DATA FOR PROCESSING

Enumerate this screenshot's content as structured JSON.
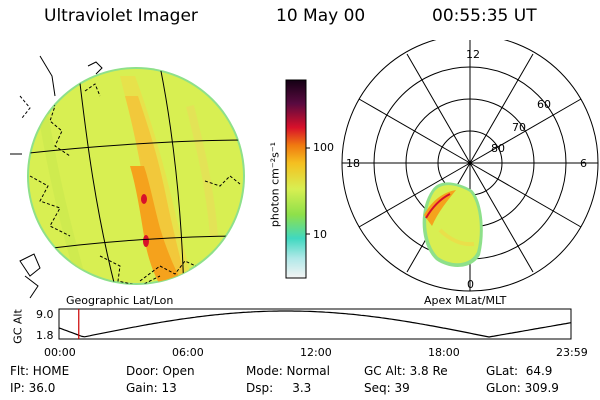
{
  "header": {
    "title": "Ultraviolet Imager",
    "date": "10 May 00",
    "time": "00:55:35 UT"
  },
  "colorbar": {
    "unit_label": "photon cm⁻²s⁻¹",
    "ticks": [
      "100",
      "10"
    ],
    "scale": "log"
  },
  "geo_panel": {
    "caption": "Geographic Lat/Lon"
  },
  "polar_panel": {
    "caption": "Apex MLat/MLT",
    "mlt_labels": [
      "12",
      "18",
      "6",
      "0"
    ],
    "lat_labels": [
      "60",
      "70",
      "80"
    ]
  },
  "altitude_strip": {
    "axis_label": "GC Alt",
    "y_ticks": [
      "9.0",
      "1.8"
    ],
    "x_ticks": [
      "00:00",
      "06:00",
      "12:00",
      "18:00",
      "23:59"
    ],
    "marker_time": "00:55:35",
    "line_color": "#000000",
    "marker_color": "#cc0000"
  },
  "info": {
    "row1": [
      {
        "key": "flt",
        "text": "Flt: HOME"
      },
      {
        "key": "door",
        "text": "Door: Open"
      },
      {
        "key": "mode",
        "text": "Mode: Normal"
      },
      {
        "key": "gcalt",
        "text": "GC Alt: 3.8 Re"
      },
      {
        "key": "glat",
        "text": "GLat:  64.9"
      }
    ],
    "row2": [
      {
        "key": "ip",
        "text": "IP: 36.0"
      },
      {
        "key": "gain",
        "text": "Gain: 13"
      },
      {
        "key": "dsp",
        "text": "Dsp:     3.3"
      },
      {
        "key": "seq",
        "text": "Seq: 39"
      },
      {
        "key": "glon",
        "text": "GLon: 309.9"
      }
    ]
  },
  "colors": {
    "disk_base": "#d8ef52",
    "disk_edge": "#8ee08a",
    "aurora_orange": "#f5a21c",
    "aurora_red": "#d8102a"
  }
}
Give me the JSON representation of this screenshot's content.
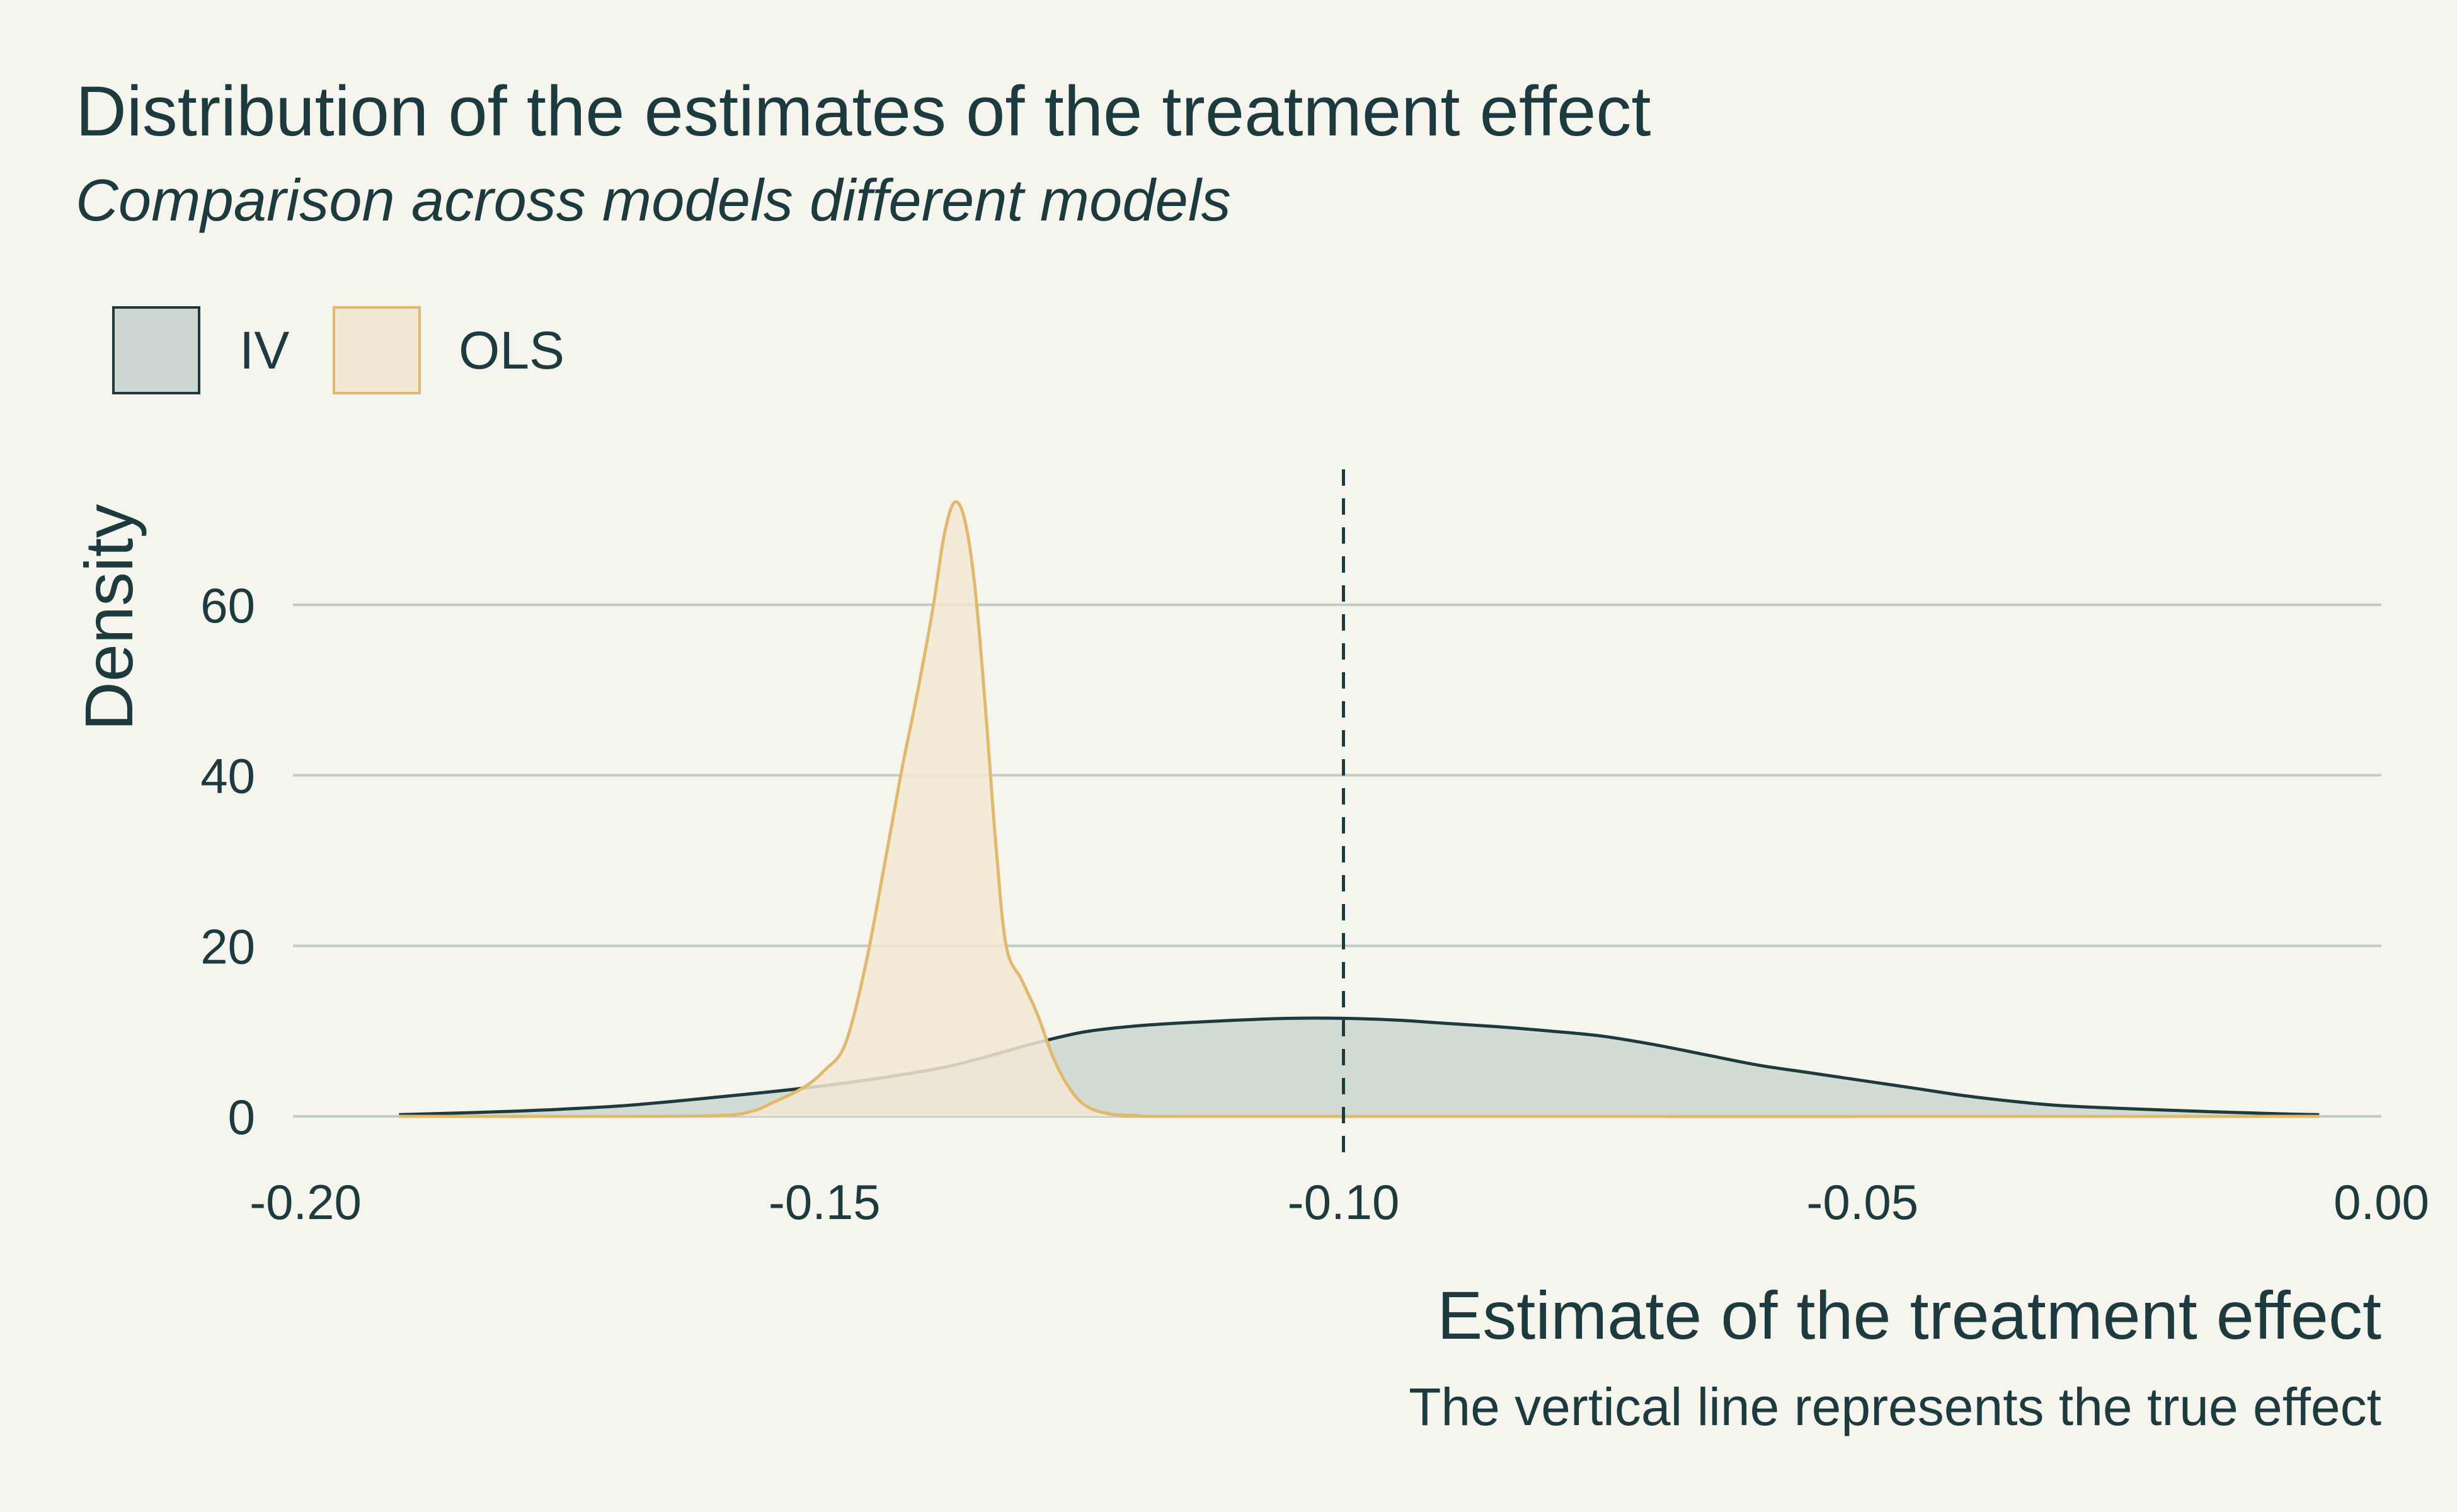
{
  "chart_data": {
    "type": "area",
    "title": "Distribution of the estimates of the treatment effect",
    "subtitle": "Comparison across models different models",
    "xlabel": "Estimate of the treatment effect",
    "ylabel": "Density",
    "caption": "The vertical line represents the true effect",
    "xlim": [
      -0.2,
      0.0
    ],
    "ylim": [
      0,
      72
    ],
    "x_ticks": [
      -0.2,
      -0.15,
      -0.1,
      -0.05,
      0.0
    ],
    "x_tick_labels": [
      "-0.20",
      "-0.15",
      "-0.10",
      "-0.05",
      "0.00"
    ],
    "y_ticks": [
      0,
      20,
      40,
      60
    ],
    "y_tick_labels": [
      "0",
      "20",
      "40",
      "60"
    ],
    "grid": "horizontal",
    "legend": "top-left",
    "reference_line": {
      "x": -0.1,
      "style": "dashed"
    },
    "series": [
      {
        "name": "IV",
        "fill": "#cbd7d0",
        "stroke": "#1d3a3f",
        "points": [
          [
            -0.191,
            0.2
          ],
          [
            -0.18,
            0.6
          ],
          [
            -0.17,
            1.2
          ],
          [
            -0.16,
            2.3
          ],
          [
            -0.15,
            3.6
          ],
          [
            -0.14,
            5.4
          ],
          [
            -0.135,
            6.8
          ],
          [
            -0.13,
            8.5
          ],
          [
            -0.125,
            9.9
          ],
          [
            -0.12,
            10.6
          ],
          [
            -0.115,
            11.0
          ],
          [
            -0.11,
            11.3
          ],
          [
            -0.105,
            11.5
          ],
          [
            -0.1,
            11.5
          ],
          [
            -0.095,
            11.3
          ],
          [
            -0.09,
            10.9
          ],
          [
            -0.085,
            10.5
          ],
          [
            -0.08,
            10.0
          ],
          [
            -0.075,
            9.4
          ],
          [
            -0.07,
            8.4
          ],
          [
            -0.065,
            7.2
          ],
          [
            -0.06,
            6.0
          ],
          [
            -0.055,
            5.1
          ],
          [
            -0.05,
            4.2
          ],
          [
            -0.045,
            3.3
          ],
          [
            -0.04,
            2.4
          ],
          [
            -0.035,
            1.7
          ],
          [
            -0.03,
            1.2
          ],
          [
            -0.02,
            0.7
          ],
          [
            -0.01,
            0.3
          ],
          [
            -0.006,
            0.2
          ]
        ]
      },
      {
        "name": "OLS",
        "fill": "#f2e8d4",
        "stroke": "#e1b96e",
        "points": [
          [
            -0.191,
            0.0
          ],
          [
            -0.17,
            0.0
          ],
          [
            -0.16,
            0.1
          ],
          [
            -0.157,
            0.6
          ],
          [
            -0.155,
            1.6
          ],
          [
            -0.152,
            3.4
          ],
          [
            -0.15,
            5.4
          ],
          [
            -0.148,
            8.5
          ],
          [
            -0.146,
            18.0
          ],
          [
            -0.144,
            31.0
          ],
          [
            -0.1425,
            41.0
          ],
          [
            -0.141,
            50.0
          ],
          [
            -0.1395,
            60.0
          ],
          [
            -0.1385,
            68.0
          ],
          [
            -0.1375,
            72.0
          ],
          [
            -0.1365,
            70.0
          ],
          [
            -0.1355,
            62.0
          ],
          [
            -0.1345,
            48.0
          ],
          [
            -0.1335,
            32.0
          ],
          [
            -0.1325,
            20.0
          ],
          [
            -0.131,
            16.0
          ],
          [
            -0.1295,
            12.0
          ],
          [
            -0.128,
            7.0
          ],
          [
            -0.1265,
            3.5
          ],
          [
            -0.125,
            1.4
          ],
          [
            -0.123,
            0.4
          ],
          [
            -0.12,
            0.1
          ],
          [
            -0.11,
            0.0
          ],
          [
            -0.006,
            0.0
          ]
        ]
      }
    ]
  }
}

EXERCISE REQUIREMENTS
Take the entries shown above and quote them verbatim, passing over the pictures.

REPLY TO THE TASK
Enumerate this screenshot's content as structured JSON.
{
  "header": {
    "title": "Ultraviolet Imager",
    "date": "10 May 00",
    "time": "00:55:35 UT"
  },
  "colorbar": {
    "unit_label": "photon cm⁻²s⁻¹",
    "ticks": [
      "100",
      "10"
    ],
    "scale": "log"
  },
  "geo_panel": {
    "caption": "Geographic Lat/Lon"
  },
  "polar_panel": {
    "caption": "Apex MLat/MLT",
    "mlt_labels": [
      "12",
      "18",
      "6",
      "0"
    ],
    "lat_labels": [
      "60",
      "70",
      "80"
    ]
  },
  "altitude_strip": {
    "axis_label": "GC Alt",
    "y_ticks": [
      "9.0",
      "1.8"
    ],
    "x_ticks": [
      "00:00",
      "06:00",
      "12:00",
      "18:00",
      "23:59"
    ],
    "marker_time": "00:55:35",
    "line_color": "#000000",
    "marker_color": "#cc0000"
  },
  "info": {
    "row1": [
      {
        "key": "flt",
        "text": "Flt: HOME"
      },
      {
        "key": "door",
        "text": "Door: Open"
      },
      {
        "key": "mode",
        "text": "Mode: Normal"
      },
      {
        "key": "gcalt",
        "text": "GC Alt: 3.8 Re"
      },
      {
        "key": "glat",
        "text": "GLat:  64.9"
      }
    ],
    "row2": [
      {
        "key": "ip",
        "text": "IP: 36.0"
      },
      {
        "key": "gain",
        "text": "Gain: 13"
      },
      {
        "key": "dsp",
        "text": "Dsp:     3.3"
      },
      {
        "key": "seq",
        "text": "Seq: 39"
      },
      {
        "key": "glon",
        "text": "GLon: 309.9"
      }
    ]
  },
  "colors": {
    "disk_base": "#d8ef52",
    "disk_edge": "#8ee08a",
    "aurora_orange": "#f5a21c",
    "aurora_red": "#d8102a"
  }
}
Give me the JSON representation of this screenshot's content.
{
  "chart_data": {
    "type": "area",
    "title": "Distribution of the estimates of the treatment effect",
    "subtitle": "Comparison across models different models",
    "xlabel": "Estimate of the treatment effect",
    "ylabel": "Density",
    "caption": "The vertical line represents the true effect",
    "xlim": [
      -0.2,
      0.0
    ],
    "ylim": [
      0,
      72
    ],
    "x_ticks": [
      -0.2,
      -0.15,
      -0.1,
      -0.05,
      0.0
    ],
    "x_tick_labels": [
      "-0.20",
      "-0.15",
      "-0.10",
      "-0.05",
      "0.00"
    ],
    "y_ticks": [
      0,
      20,
      40,
      60
    ],
    "y_tick_labels": [
      "0",
      "20",
      "40",
      "60"
    ],
    "grid": "horizontal",
    "legend": "top-left",
    "reference_line": {
      "x": -0.1,
      "style": "dashed"
    },
    "series": [
      {
        "name": "IV",
        "fill": "#cbd7d0",
        "stroke": "#1d3a3f",
        "points": [
          [
            -0.191,
            0.2
          ],
          [
            -0.18,
            0.6
          ],
          [
            -0.17,
            1.2
          ],
          [
            -0.16,
            2.3
          ],
          [
            -0.15,
            3.6
          ],
          [
            -0.14,
            5.4
          ],
          [
            -0.135,
            6.8
          ],
          [
            -0.13,
            8.5
          ],
          [
            -0.125,
            9.9
          ],
          [
            -0.12,
            10.6
          ],
          [
            -0.115,
            11.0
          ],
          [
            -0.11,
            11.3
          ],
          [
            -0.105,
            11.5
          ],
          [
            -0.1,
            11.5
          ],
          [
            -0.095,
            11.3
          ],
          [
            -0.09,
            10.9
          ],
          [
            -0.085,
            10.5
          ],
          [
            -0.08,
            10.0
          ],
          [
            -0.075,
            9.4
          ],
          [
            -0.07,
            8.4
          ],
          [
            -0.065,
            7.2
          ],
          [
            -0.06,
            6.0
          ],
          [
            -0.055,
            5.1
          ],
          [
            -0.05,
            4.2
          ],
          [
            -0.045,
            3.3
          ],
          [
            -0.04,
            2.4
          ],
          [
            -0.035,
            1.7
          ],
          [
            -0.03,
            1.2
          ],
          [
            -0.02,
            0.7
          ],
          [
            -0.01,
            0.3
          ],
          [
            -0.006,
            0.2
          ]
        ]
      },
      {
        "name": "OLS",
        "fill": "#f2e8d4",
        "stroke": "#e1b96e",
        "points": [
          [
            -0.191,
            0.0
          ],
          [
            -0.17,
            0.0
          ],
          [
            -0.16,
            0.1
          ],
          [
            -0.157,
            0.6
          ],
          [
            -0.155,
            1.6
          ],
          [
            -0.152,
            3.4
          ],
          [
            -0.15,
            5.4
          ],
          [
            -0.148,
            8.5
          ],
          [
            -0.146,
            18.0
          ],
          [
            -0.144,
            31.0
          ],
          [
            -0.1425,
            41.0
          ],
          [
            -0.141,
            50.0
          ],
          [
            -0.1395,
            60.0
          ],
          [
            -0.1385,
            68.0
          ],
          [
            -0.1375,
            72.0
          ],
          [
            -0.1365,
            70.0
          ],
          [
            -0.1355,
            62.0
          ],
          [
            -0.1345,
            48.0
          ],
          [
            -0.1335,
            32.0
          ],
          [
            -0.1325,
            20.0
          ],
          [
            -0.131,
            16.0
          ],
          [
            -0.1295,
            12.0
          ],
          [
            -0.128,
            7.0
          ],
          [
            -0.1265,
            3.5
          ],
          [
            -0.125,
            1.4
          ],
          [
            -0.123,
            0.4
          ],
          [
            -0.12,
            0.1
          ],
          [
            -0.11,
            0.0
          ],
          [
            -0.006,
            0.0
          ]
        ]
      }
    ]
  }
}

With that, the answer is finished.